*Problem requirements*.
Could you transcribe every record below exactly as written, leaving out any pictures?

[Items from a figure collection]
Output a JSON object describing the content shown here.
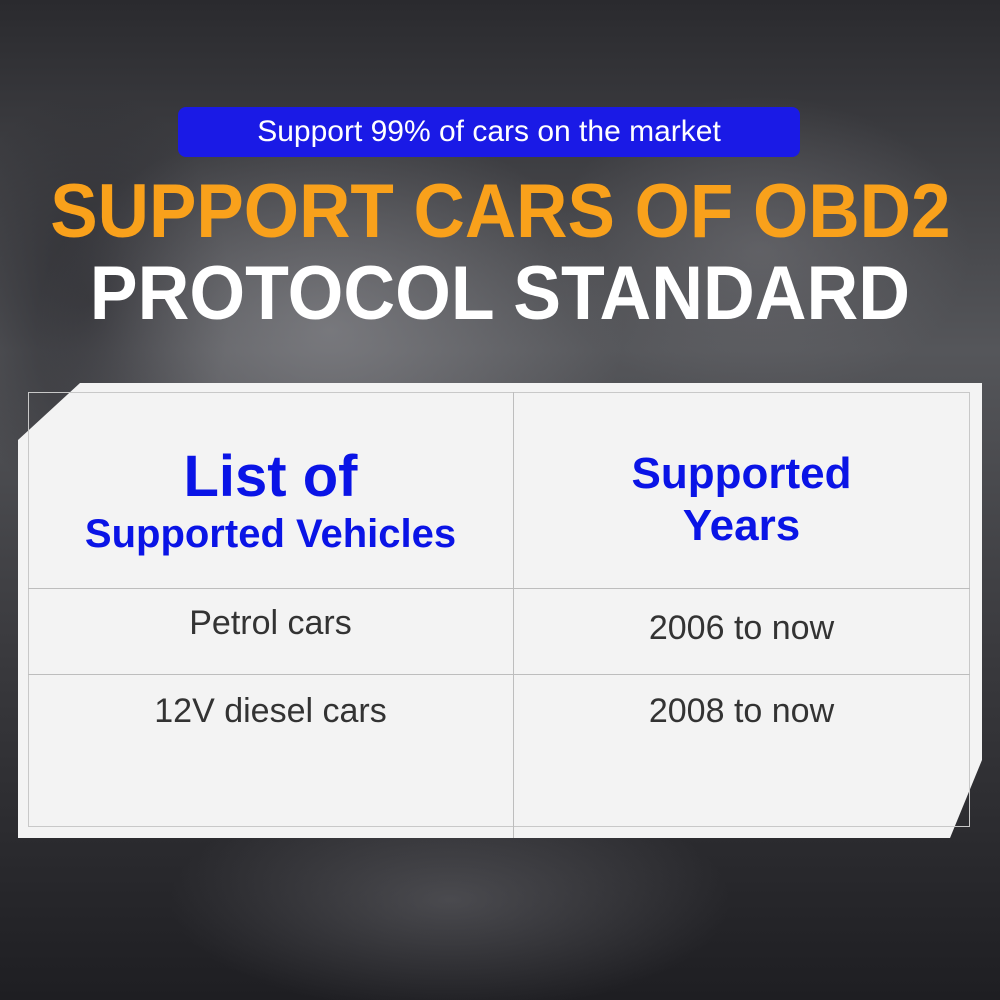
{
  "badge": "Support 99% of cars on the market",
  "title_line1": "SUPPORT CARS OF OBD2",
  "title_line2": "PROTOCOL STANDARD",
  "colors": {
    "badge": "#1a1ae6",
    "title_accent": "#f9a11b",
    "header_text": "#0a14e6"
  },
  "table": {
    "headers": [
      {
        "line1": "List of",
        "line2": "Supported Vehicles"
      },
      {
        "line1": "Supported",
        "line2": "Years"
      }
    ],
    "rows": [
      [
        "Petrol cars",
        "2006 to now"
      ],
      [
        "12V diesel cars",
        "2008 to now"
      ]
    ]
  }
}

*Reply to the task*.
Output a JSON object describing the content shown here.
{
  "badge": "Support 99% of cars on the market",
  "title_line1": "SUPPORT CARS OF OBD2",
  "title_line2": "PROTOCOL STANDARD",
  "colors": {
    "badge": "#1a1ae6",
    "title_accent": "#f9a11b",
    "header_text": "#0a14e6"
  },
  "table": {
    "headers": [
      {
        "line1": "List of",
        "line2": "Supported Vehicles"
      },
      {
        "line1": "Supported",
        "line2": "Years"
      }
    ],
    "rows": [
      [
        "Petrol cars",
        "2006 to now"
      ],
      [
        "12V diesel cars",
        "2008 to now"
      ]
    ]
  }
}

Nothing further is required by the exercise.